━━ Entries
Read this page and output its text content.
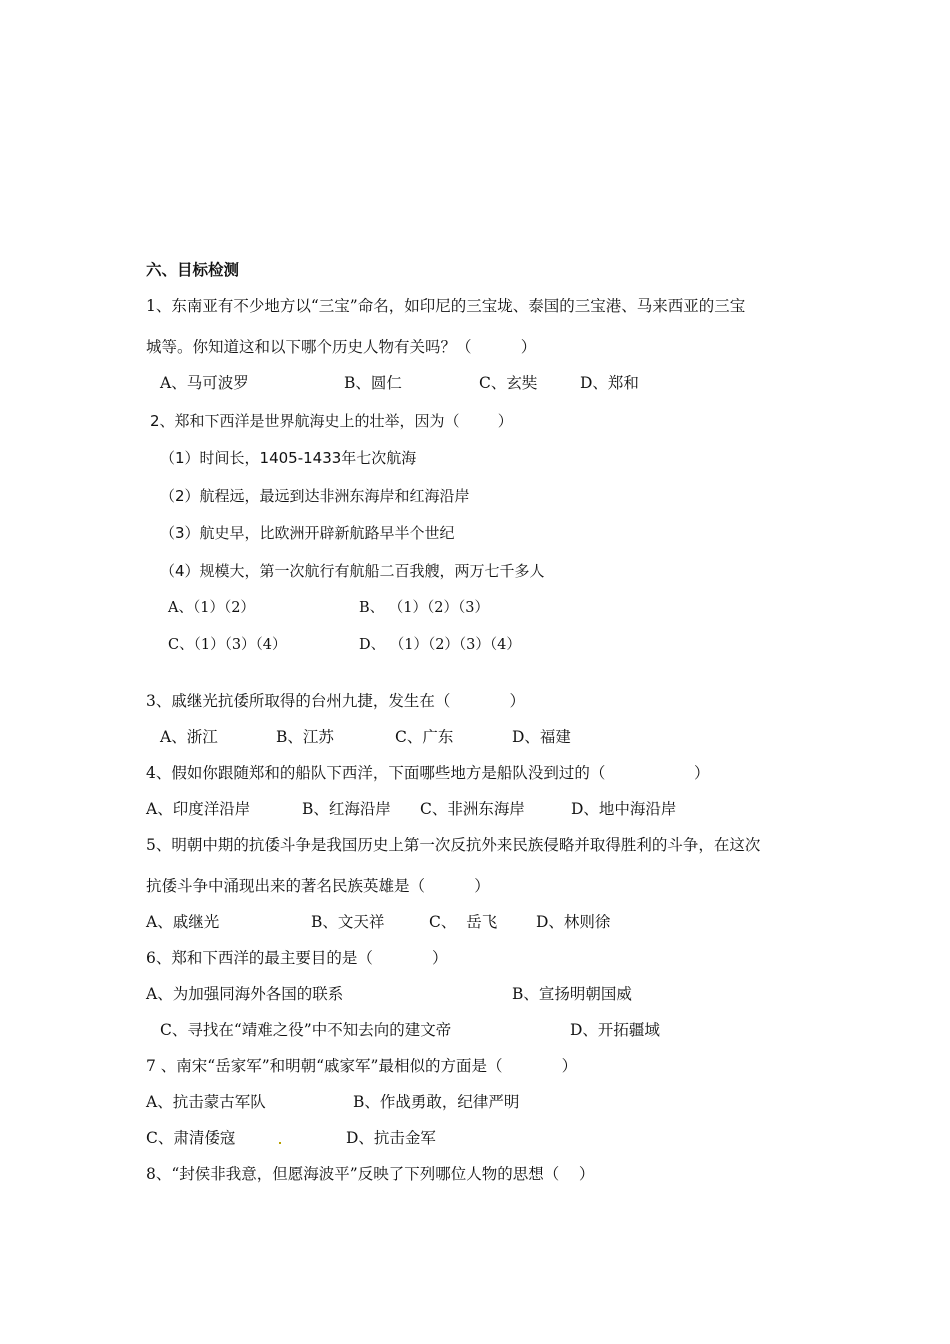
六、目标检测
1、东南亚有不少地方以“三宝”命名，如印尼的三宝垅、泰国的三宝港、马来西亚的三宝
城等。你知道这和以下哪个历史人物有关吗？（          ）
A、马可波罗	B、圆仁	C、玄奘	D、郑和
2、郑和下西洋是世界航海史上的壮举，因为（        ）
（1）时间长，1405-1433年七次航海
（2）航程远，最远到达非洲东海岸和红海沿岸
（3）航史早，比欧洲开辟新航路早半个世纪
（4）规模大，第一次航行有航船二百我艘，两万七千多人
A、（1）（2）	B、 （1）（2）（3）
C、（1）（3）（4）	D、 （1）（2）（3）（4）
3、戚继光抗倭所取得的台州九捷，发生在（            ）
A、浙江	B、江苏	C、广东	D、福建
4、假如你跟随郑和的船队下西洋，下面哪些地方是船队没到过的（                  ）
A、印度洋沿岸	B、红海沿岸 C、非洲东海岸	D、地中海沿岸
5、明朝中期的抗倭斗争是我国历史上第一次反抗外来民族侵略并取得胜利的斗争，在这次
抗倭斗争中涌现出来的著名民族英雄是（          ）
A、戚继光	B、文天祥	C、  岳飞	D、林则徐
6、郑和下西洋的最主要目的是（            ）
A、为加强同海外各国的联系	B、宣扬明朝国威
C、寻找在“靖难之役”中不知去向的建文帝	D、开拓疆域
7 、南宋“岳家军”和明朝“戚家军”最相似的方面是（            ）
A、抗击蒙古军队	B、作战勇敢，纪律严明
C、肃清倭寇	D、抗击金军
8、“封侯非我意，但愿海波平”反映了下列哪位人物的思想（    ）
━━━━
** Short exercise **
Copy all the data exactly as written, but skip any picture.

** The output **
Read this page and output its text content.
六、目标检测
1、东南亚有不少地方以“三宝”命名，如印尼的三宝垅、泰国的三宝港、马来西亚的三宝
城等。你知道这和以下哪个历史人物有关吗？（          ）
A、马可波罗	B、圆仁	C、玄奘	D、郑和
2、郑和下西洋是世界航海史上的壮举，因为（        ）
（1）时间长，1405-1433年七次航海
（2）航程远，最远到达非洲东海岸和红海沿岸
（3）航史早，比欧洲开辟新航路早半个世纪
（4）规模大，第一次航行有航船二百我艘，两万七千多人
A、（1）（2）	B、 （1）（2）（3）
C、（1）（3）（4）	D、 （1）（2）（3）（4）
3、戚继光抗倭所取得的台州九捷，发生在（            ）
A、浙江	B、江苏	C、广东	D、福建
4、假如你跟随郑和的船队下西洋，下面哪些地方是船队没到过的（                  ）
A、印度洋沿岸	B、红海沿岸 C、非洲东海岸	D、地中海沿岸
5、明朝中期的抗倭斗争是我国历史上第一次反抗外来民族侵略并取得胜利的斗争，在这次
抗倭斗争中涌现出来的著名民族英雄是（          ）
A、戚继光	B、文天祥	C、  岳飞	D、林则徐
6、郑和下西洋的最主要目的是（            ）
A、为加强同海外各国的联系	B、宣扬明朝国威
C、寻找在“靖难之役”中不知去向的建文帝	D、开拓疆域
7 、南宋“岳家军”和明朝“戚家军”最相似的方面是（            ）
A、抗击蒙古军队	B、作战勇敢，纪律严明
C、肃清倭寇	D、抗击金军
8、“封侯非我意，但愿海波平”反映了下列哪位人物的思想（    ）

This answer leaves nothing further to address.